* **Stored items**:
■ ■ ■ ■ ■
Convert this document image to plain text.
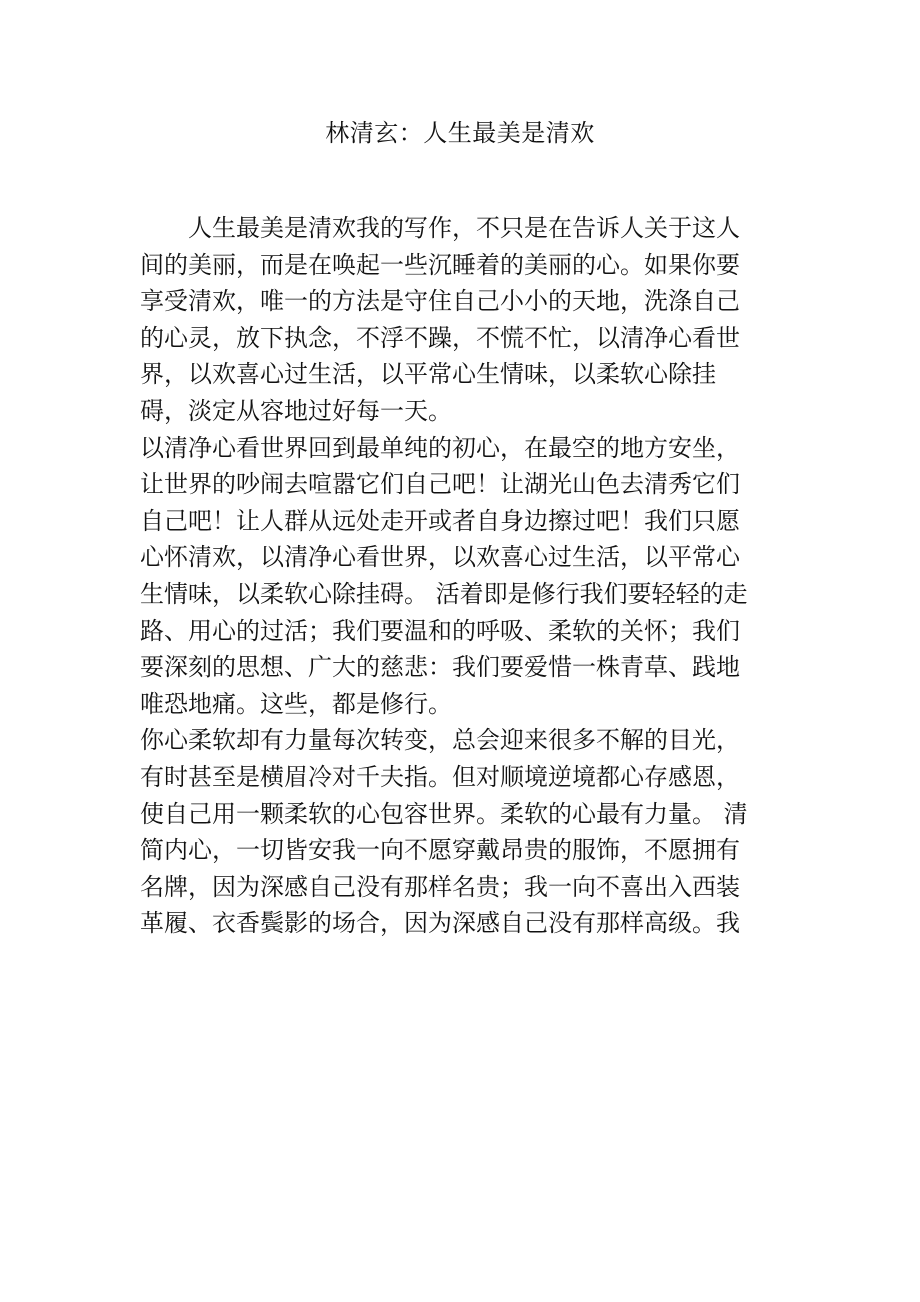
林清玄：人生最美是清欢
　　人生最美是清欢我的写作，不只是在告诉人关于这人
间的美丽，而是在唤起一些沉睡着的美丽的心。如果你要
享受清欢，唯一的方法是守住自己小小的天地，洗涤自己
的心灵，放下执念，不浮不躁，不慌不忙，以清净心看世
界，以欢喜心过生活，以平常心生情味，以柔软心除挂
碍，淡定从容地过好每一天。
以清净心看世界回到最单纯的初心，在最空的地方安坐，
让世界的吵闹去喧嚣它们自己吧！让湖光山色去清秀它们
自己吧！让人群从远处走开或者自身边擦过吧！我们只愿
心怀清欢，以清净心看世界，以欢喜心过生活，以平常心
生情味，以柔软心除挂碍。 活着即是修行我们要轻轻的走
路、用心的过活；我们要温和的呼吸、柔软的关怀；我们
要深刻的思想、广大的慈悲：我们要爱惜一株青草、践地
唯恐地痛。这些，都是修行。
你心柔软却有力量每次转变，总会迎来很多不解的目光，
有时甚至是横眉冷对千夫指。但对顺境逆境都心存感恩，
使自己用一颗柔软的心包容世界。柔软的心最有力量。 清
简内心，一切皆安我一向不愿穿戴昂贵的服饰，不愿拥有
名牌，因为深感自己没有那样名贵；我一向不喜出入西装
革履、衣香鬓影的场合，因为深感自己没有那样高级。我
■ ■ ■ ■ ■
* **Set task**: From the records above, pull out every line containing the word "以欢喜心过生活".

* **In response**:
界，以欢喜心过生活，以平常心生情味，以柔软心除挂
心怀清欢，以清净心看世界，以欢喜心过生活，以平常心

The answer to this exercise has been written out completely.